Short exercise
Records follow. Pull out every line that contains "have".

==========

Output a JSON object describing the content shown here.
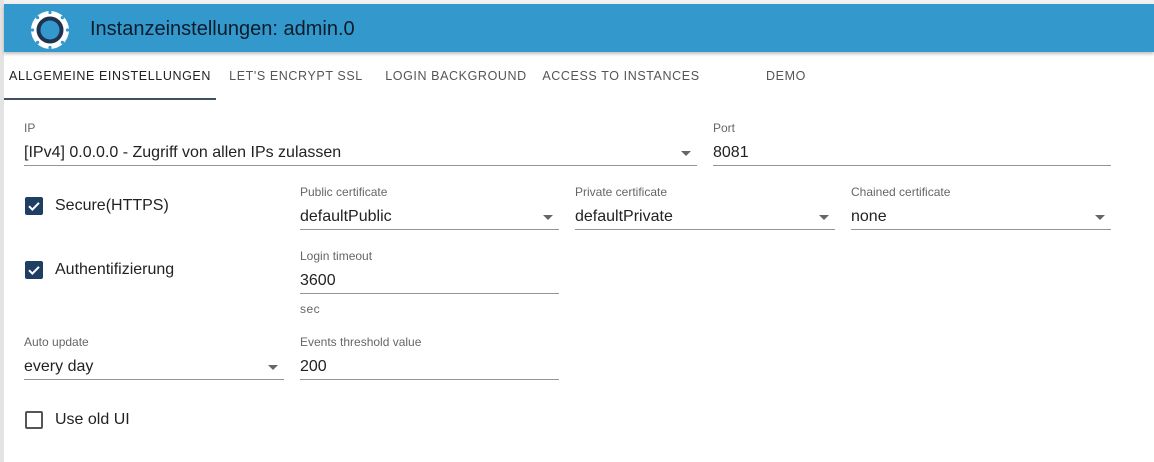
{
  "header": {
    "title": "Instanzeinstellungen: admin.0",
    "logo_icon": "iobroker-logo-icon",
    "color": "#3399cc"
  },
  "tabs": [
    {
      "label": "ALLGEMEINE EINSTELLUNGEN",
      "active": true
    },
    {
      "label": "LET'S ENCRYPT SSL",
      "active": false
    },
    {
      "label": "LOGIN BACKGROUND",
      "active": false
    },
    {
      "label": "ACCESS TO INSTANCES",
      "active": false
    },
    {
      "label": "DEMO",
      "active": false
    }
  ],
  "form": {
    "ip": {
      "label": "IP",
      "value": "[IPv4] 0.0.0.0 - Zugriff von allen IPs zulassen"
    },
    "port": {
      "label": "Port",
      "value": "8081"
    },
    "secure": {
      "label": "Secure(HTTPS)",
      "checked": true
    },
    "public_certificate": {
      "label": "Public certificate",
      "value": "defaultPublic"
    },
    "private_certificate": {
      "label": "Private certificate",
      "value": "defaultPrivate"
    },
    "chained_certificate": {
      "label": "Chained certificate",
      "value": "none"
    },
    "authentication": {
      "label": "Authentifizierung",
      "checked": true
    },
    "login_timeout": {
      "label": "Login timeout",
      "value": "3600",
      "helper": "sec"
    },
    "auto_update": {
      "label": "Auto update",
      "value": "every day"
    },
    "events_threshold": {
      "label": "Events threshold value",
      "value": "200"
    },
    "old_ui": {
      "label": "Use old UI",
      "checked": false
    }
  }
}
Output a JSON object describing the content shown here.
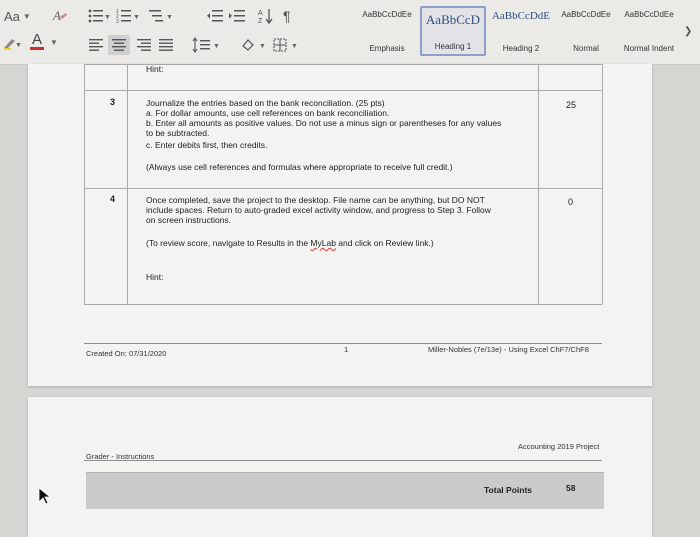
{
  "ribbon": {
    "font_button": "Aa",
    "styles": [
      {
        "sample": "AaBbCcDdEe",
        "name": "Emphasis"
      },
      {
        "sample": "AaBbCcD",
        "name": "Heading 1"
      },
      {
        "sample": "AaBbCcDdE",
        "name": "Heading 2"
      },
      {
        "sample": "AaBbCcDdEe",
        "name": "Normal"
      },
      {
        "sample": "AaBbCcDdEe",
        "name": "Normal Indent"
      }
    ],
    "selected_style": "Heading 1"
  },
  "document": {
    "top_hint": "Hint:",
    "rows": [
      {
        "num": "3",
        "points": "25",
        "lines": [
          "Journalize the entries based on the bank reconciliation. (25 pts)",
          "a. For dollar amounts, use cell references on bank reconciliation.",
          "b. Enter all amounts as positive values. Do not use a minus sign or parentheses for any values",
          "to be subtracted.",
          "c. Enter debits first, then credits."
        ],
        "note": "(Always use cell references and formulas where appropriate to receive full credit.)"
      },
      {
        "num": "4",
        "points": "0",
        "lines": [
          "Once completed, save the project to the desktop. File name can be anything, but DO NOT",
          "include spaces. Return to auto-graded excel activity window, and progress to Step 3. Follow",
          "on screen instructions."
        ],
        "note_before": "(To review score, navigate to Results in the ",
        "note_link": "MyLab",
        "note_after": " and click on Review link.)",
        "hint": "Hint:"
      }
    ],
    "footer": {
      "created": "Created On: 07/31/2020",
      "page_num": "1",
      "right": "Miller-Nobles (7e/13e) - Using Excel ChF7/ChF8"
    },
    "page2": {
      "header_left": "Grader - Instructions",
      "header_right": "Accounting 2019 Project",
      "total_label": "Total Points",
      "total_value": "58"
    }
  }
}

==========

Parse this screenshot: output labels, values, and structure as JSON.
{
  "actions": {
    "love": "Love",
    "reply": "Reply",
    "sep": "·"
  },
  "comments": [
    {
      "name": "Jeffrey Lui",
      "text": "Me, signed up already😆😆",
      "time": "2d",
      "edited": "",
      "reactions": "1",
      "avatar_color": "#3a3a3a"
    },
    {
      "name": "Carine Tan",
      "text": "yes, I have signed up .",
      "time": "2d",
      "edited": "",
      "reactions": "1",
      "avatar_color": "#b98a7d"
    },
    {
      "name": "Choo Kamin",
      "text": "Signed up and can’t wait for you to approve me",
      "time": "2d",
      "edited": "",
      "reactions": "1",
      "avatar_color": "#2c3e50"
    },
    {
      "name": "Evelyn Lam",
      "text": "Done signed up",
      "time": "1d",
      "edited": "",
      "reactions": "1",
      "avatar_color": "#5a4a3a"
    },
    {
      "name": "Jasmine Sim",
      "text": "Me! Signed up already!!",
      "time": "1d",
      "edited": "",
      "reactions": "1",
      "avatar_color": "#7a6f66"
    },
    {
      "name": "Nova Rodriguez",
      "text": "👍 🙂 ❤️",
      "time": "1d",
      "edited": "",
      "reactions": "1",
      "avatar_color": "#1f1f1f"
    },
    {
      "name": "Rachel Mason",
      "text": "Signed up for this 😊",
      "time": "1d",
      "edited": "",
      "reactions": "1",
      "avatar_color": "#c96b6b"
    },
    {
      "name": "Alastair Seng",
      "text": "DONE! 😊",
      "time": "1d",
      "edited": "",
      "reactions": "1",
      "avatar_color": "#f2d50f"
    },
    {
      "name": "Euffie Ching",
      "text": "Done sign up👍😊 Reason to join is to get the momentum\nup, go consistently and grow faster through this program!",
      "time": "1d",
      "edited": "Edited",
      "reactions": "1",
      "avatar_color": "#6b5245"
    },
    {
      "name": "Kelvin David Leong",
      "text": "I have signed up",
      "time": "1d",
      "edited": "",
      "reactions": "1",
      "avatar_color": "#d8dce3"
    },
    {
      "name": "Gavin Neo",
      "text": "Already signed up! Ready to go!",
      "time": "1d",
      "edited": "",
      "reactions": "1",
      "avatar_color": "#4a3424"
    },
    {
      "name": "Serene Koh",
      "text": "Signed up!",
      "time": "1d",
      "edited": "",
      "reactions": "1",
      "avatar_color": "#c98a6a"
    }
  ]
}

==========

Output of the task
      "text": "yes, I have signed up .",
      "text": "I have signed up",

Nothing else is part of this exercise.